Texto:
Demolindo os Rivais:
Jo Ramirez relembra o Grande Prêmio de Mônaco de 1988. Ayrton Senna era recém-chegado à equipe, comandada pelo lendário Alain Prost, já bicampeão mundial e vencedor no Principado nos três anos anteriores.
No terceiro GP da temporada, Senna saiu do carro depois de sua tentativa de volta mais rápida, a famosa “volta voadora”, e sentou-se ao lado do caminhão da equipe, ainda imerso no estado de abstração que ele tinha antes, durante e após entrar no carro. Alain Prost não conseguia acreditar. Ele pesquisou a telemetria, vasculhou os relatórios e perguntou a Jo Ramirez: Onde ele poderia ter conseguido tirar esse tempo de mim? O culpado pela tribulação do grande piloto francês foi Ayrton Senna.
A confusão e a descrença do homem que havia vencido o Grande Prêmio de Mônaco três vezes consecutivas foram causadas pelo 1,427 segundo que seu companheiro de equipe brasileiro tinha de vantagem na classificação para a corrida. Na F1, um décimo de segundo é uma distância razoável, dois ou três são suportáveis, quatro décimos a um segundo é uma vida inteira, portanto, quase um segundo e meio é uma eternidade.
Sua Pilotagem Sobrenatural:
Como e por que ele era tão rápido? Há várias teorias sobre isso. Primeiro, era sua maneira de fazer curvas. Se você prestar atenção aos vídeos de Senna, em comparação aos de outros pilotos fazendo a mesma curva, poderá ouvir e ver como ele, de alguma forma, aumentava as rotações do motor quando reduzia a marcha na entrada da curva e acelerava durante o ápice dela para manter as rotações altas e sair para a reta mais rápido do que o resto dos pilotos.
Explicar isso em termos anatômicos significaria que, para fazer essas manobras, era necessário um ser humano com três braços e três pernas. Ao mesmo tempo em que ele pisava no acelerador para aumentar as rotações, ele pisava na embreagem para trocar de marcha e freava (usando os dedos do pé e o calcanhar). Na parte superior do tronco, a eficiência de Senna fazia parecer que ele tinha um braço extra, devido à precisão de suas curvas e à harmonia de suas trocas de marchas.
O Melhor Classificador da História:
As 65 pole positions em 161 Grandes Prêmios em sua época foram um recorde na F1, embora hoje estejam muito longe das 104 de Lewis Hamilton ou das 68 de Michael Schumacher. A porcentagem de pole positions de Senna por corrida é de 40,37%, perdendo apenas para Juan Manuel Fangio (56,68%), Jim Clark (45,83%) e Alberto Ascari (43,75%).
Vinte desses 65 foram em carros notoriamente inferiores aos da marca mais potente da época. Seu manuseio descrito acima, seu foco e sensibilidade o colocaram à frente dos demais. Não se tratava apenas de habilidade ou conhecimento, mas de compreensão do “espírito” da máquina, dos pneus, do asfalto e do circuito. “Nunca houve um piloto melhor em uma volta inteira de pilotagem”, disse Jo Ramirez.

Dados registrados:

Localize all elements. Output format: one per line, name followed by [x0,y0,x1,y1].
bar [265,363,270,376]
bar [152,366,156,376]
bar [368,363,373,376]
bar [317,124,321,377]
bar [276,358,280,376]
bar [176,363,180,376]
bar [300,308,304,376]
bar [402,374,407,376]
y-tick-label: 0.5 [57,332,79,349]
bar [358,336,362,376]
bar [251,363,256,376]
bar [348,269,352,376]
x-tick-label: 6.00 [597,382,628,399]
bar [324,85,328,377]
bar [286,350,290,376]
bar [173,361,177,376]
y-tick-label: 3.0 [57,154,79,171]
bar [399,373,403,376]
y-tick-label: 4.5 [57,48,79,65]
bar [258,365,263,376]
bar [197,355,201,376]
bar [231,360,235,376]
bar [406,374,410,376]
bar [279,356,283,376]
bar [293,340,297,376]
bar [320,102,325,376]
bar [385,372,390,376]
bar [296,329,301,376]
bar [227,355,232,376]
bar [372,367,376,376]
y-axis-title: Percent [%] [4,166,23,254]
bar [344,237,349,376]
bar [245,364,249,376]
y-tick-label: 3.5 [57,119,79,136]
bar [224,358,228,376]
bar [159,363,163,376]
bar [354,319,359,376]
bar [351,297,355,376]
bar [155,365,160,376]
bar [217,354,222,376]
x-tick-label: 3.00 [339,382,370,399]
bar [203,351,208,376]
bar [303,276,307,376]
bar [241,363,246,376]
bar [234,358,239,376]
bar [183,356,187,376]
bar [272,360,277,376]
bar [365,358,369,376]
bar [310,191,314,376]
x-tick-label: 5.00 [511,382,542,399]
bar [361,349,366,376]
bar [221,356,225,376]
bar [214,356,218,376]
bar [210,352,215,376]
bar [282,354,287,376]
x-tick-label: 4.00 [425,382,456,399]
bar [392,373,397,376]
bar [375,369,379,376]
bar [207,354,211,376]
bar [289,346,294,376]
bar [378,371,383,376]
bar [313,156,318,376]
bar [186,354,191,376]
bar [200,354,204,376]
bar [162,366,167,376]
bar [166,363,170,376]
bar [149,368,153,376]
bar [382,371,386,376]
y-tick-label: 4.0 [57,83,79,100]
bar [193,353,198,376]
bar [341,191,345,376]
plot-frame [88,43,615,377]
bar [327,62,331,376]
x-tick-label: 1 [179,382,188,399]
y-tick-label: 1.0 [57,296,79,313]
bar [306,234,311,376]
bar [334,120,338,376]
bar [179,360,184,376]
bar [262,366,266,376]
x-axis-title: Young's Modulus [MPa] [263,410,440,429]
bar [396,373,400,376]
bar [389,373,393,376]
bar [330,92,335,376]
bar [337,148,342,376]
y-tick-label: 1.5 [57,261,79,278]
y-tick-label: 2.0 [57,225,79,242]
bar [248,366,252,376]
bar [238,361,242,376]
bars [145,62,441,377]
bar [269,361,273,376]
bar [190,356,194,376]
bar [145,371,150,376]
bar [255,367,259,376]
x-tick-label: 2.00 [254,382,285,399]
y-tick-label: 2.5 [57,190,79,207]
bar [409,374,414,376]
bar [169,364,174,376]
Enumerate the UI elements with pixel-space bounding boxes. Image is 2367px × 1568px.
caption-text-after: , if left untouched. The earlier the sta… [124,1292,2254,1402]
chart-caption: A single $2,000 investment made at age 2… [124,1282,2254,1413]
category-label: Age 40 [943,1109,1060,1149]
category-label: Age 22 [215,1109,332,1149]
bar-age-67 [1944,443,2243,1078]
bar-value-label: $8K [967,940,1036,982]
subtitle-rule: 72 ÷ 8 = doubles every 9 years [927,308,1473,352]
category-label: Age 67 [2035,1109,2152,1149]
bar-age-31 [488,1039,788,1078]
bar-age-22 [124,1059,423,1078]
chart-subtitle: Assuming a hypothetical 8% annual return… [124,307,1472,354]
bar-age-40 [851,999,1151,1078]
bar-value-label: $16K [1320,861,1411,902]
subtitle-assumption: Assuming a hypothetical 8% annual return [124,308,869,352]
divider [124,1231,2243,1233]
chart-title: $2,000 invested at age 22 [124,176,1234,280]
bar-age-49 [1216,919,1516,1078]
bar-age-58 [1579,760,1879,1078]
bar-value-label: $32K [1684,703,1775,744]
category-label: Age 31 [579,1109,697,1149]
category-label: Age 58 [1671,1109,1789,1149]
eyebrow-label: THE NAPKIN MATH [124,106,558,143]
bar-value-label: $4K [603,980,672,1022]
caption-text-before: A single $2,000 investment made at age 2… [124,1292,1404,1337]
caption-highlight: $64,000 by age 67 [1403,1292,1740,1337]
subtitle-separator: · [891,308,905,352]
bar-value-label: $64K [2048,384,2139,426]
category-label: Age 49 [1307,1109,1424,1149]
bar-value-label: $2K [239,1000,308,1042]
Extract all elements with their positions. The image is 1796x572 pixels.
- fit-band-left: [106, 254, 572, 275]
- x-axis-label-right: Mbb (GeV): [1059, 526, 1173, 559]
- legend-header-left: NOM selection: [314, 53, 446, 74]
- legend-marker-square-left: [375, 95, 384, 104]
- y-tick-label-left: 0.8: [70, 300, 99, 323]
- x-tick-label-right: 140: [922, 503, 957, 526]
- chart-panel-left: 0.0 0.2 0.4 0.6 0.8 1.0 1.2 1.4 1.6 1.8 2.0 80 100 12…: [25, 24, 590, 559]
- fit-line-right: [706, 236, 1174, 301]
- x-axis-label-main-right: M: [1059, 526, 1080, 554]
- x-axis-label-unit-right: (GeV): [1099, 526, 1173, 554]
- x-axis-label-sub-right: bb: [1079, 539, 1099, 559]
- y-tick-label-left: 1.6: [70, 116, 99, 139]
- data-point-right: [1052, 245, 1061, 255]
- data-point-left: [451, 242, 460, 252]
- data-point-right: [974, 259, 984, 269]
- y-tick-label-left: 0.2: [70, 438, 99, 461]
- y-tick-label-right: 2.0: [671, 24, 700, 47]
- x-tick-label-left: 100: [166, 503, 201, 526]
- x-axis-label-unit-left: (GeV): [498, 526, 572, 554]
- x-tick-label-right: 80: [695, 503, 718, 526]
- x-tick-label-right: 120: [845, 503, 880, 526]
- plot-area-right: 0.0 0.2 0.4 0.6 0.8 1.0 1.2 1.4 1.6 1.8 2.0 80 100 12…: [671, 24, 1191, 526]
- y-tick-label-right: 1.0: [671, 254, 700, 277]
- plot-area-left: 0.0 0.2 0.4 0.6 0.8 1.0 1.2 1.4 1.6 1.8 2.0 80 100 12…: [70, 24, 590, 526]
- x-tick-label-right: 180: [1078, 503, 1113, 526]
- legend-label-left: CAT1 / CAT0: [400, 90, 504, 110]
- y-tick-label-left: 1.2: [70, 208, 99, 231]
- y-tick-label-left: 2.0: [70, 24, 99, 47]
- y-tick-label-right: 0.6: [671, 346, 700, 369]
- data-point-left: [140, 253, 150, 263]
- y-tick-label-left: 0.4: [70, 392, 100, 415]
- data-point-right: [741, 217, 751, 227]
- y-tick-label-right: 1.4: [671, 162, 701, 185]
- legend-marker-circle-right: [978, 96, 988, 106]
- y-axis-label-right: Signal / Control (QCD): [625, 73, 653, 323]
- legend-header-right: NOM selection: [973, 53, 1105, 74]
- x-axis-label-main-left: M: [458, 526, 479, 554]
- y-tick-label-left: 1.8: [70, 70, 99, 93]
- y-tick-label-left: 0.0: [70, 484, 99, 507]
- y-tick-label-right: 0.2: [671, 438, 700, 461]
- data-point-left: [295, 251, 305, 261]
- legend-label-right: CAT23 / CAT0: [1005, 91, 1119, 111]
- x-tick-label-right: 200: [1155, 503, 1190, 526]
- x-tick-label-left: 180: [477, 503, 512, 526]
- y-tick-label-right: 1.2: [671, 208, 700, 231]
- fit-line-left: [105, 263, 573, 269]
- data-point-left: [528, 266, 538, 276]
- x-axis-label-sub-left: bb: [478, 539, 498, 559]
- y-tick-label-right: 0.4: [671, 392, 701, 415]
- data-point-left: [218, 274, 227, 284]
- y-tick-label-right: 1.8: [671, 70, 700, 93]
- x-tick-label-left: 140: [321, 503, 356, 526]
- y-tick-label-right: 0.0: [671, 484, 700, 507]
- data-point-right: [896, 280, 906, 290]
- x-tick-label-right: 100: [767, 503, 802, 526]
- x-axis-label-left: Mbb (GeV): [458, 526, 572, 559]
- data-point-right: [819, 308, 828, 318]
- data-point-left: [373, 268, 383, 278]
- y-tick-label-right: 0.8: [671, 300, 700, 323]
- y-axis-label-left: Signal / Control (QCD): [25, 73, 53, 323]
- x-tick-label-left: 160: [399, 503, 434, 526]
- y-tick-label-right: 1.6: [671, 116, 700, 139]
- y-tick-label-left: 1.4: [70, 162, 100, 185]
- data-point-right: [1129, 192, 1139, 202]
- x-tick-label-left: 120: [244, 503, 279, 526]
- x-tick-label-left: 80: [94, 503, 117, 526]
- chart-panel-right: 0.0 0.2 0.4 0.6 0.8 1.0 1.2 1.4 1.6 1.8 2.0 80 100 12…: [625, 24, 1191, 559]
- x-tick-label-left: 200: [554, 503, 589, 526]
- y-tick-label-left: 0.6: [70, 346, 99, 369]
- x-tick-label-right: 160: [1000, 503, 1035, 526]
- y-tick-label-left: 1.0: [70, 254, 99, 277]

Enunciado:
Retorne, sem nenhuma alteração, o trecho do texto sobre Ayrton Senna que vai de "O Melhor Classificador" até "Alberto Ascari (43,75%).".

Resposta:
O Melhor Classificador da História:
As 65 pole positions em 161 Grandes Prêmios em sua época foram um recorde na F1, embora hoje estejam muito longe das 104 de Lewis Hamilton ou das 68 de Michael Schumacher. A porcentagem de pole positions de Senna por corrida é de 40,37%, perdendo apenas para Juan Manuel Fangio (56,68%), Jim Clark (45,83%) e Alberto Ascari (43,75%).